Find every line below that contains the word "collaborative" and copy it out.
━━ Task inputs ━━
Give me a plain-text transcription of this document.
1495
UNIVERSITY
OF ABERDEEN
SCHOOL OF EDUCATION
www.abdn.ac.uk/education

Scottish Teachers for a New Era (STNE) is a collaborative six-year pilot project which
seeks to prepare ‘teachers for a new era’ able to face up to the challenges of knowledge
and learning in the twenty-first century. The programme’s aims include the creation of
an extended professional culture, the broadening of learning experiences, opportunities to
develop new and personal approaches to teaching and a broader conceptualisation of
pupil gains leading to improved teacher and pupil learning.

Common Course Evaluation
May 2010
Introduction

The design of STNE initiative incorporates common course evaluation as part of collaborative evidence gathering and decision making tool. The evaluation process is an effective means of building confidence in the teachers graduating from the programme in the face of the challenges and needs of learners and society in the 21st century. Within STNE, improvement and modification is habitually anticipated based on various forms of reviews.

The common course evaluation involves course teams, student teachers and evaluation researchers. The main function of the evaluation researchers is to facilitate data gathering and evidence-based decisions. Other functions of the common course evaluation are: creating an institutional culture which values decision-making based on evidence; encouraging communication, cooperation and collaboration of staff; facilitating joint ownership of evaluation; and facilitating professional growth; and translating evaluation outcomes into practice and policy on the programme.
━━━
━━ Task inputs ━━
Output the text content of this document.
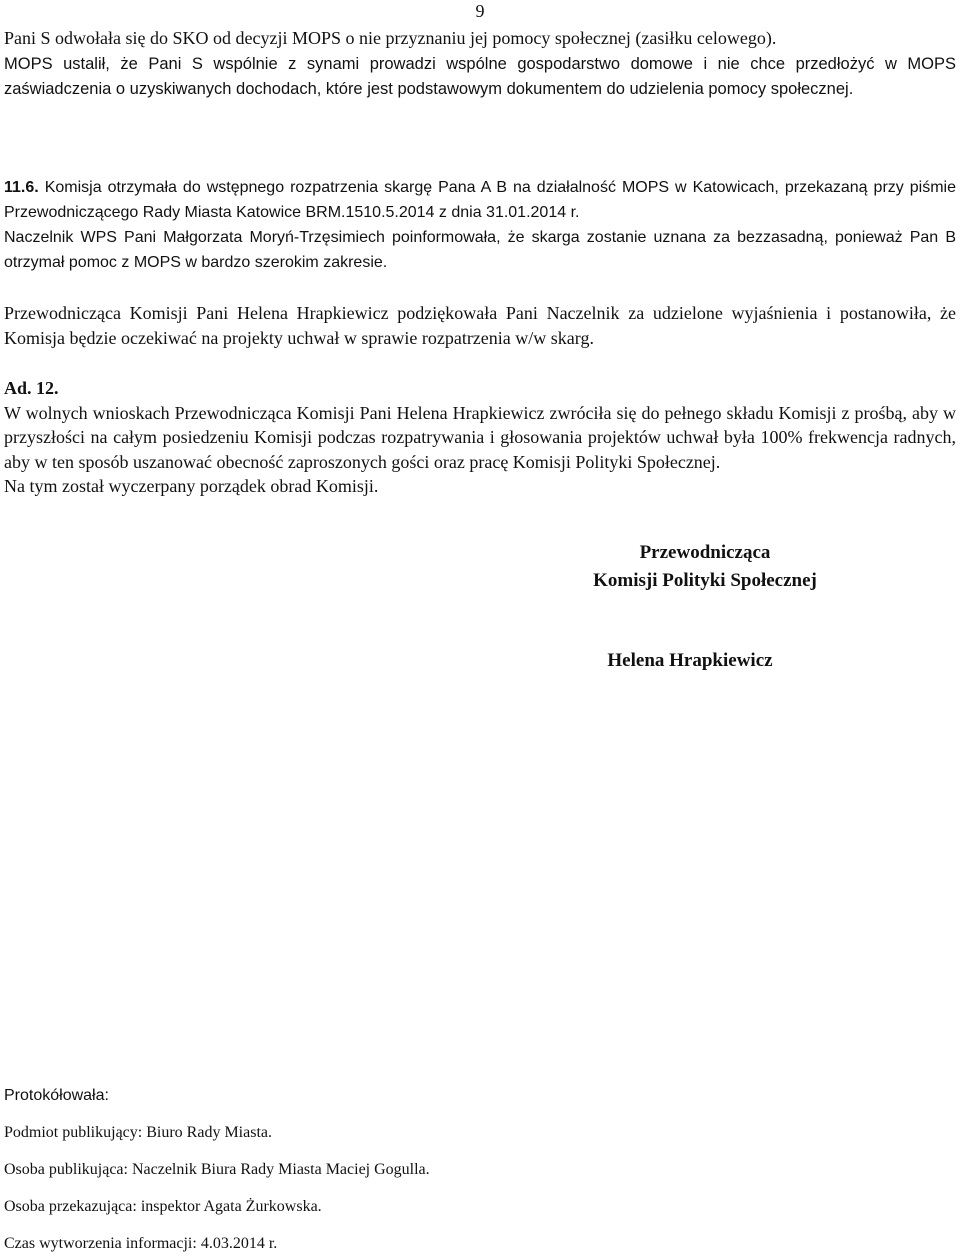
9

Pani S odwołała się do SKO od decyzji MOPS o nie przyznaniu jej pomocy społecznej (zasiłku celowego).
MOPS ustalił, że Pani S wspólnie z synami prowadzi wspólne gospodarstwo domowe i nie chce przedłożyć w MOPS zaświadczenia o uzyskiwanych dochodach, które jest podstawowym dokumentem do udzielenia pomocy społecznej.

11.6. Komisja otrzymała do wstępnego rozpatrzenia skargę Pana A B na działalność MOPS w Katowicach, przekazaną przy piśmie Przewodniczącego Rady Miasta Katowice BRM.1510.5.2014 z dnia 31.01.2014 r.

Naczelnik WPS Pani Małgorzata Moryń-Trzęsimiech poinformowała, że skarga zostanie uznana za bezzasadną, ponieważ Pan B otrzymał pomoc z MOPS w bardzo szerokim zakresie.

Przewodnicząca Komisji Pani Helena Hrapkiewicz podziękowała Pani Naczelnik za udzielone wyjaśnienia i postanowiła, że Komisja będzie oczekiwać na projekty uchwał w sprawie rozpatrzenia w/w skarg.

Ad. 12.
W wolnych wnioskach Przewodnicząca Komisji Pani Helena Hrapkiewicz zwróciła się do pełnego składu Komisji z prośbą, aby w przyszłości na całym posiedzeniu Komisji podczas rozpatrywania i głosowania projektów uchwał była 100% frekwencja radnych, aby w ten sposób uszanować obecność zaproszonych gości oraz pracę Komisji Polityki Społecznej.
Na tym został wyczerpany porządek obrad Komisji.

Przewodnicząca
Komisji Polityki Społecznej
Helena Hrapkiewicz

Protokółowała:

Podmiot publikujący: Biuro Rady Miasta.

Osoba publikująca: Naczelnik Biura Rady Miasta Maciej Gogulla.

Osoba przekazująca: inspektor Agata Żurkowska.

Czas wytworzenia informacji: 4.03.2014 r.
━━━
━━ Task inputs ━━
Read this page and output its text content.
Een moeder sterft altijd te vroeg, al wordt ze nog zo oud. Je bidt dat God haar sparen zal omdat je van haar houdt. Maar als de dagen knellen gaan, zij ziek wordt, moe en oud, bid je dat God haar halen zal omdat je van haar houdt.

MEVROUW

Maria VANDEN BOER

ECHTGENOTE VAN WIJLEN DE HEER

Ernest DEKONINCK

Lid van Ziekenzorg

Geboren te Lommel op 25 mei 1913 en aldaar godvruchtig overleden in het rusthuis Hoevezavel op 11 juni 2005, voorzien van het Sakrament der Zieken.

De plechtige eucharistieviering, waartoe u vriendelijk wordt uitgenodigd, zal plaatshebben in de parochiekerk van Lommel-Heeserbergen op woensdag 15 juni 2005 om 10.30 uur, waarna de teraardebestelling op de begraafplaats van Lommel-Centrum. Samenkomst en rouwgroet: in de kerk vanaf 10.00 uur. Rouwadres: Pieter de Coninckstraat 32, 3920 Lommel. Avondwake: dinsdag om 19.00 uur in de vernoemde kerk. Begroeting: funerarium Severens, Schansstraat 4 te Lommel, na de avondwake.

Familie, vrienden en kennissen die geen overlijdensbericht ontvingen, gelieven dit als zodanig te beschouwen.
━━━
▸ **Exercise answer**
Scottish Teachers for a New Era (STNE) is a collaborative six-year pilot project which
The design of STNE initiative incorporates common course evaluation as part of collaborative evidence gathering and decision making tool. The evaluation process is an effective means of building confidence in the teachers graduating from the programme in the face of the challenges and needs of learners and society in the 21st century. Within STNE, improvement and modification is habitually anticipated based on various forms of reviews.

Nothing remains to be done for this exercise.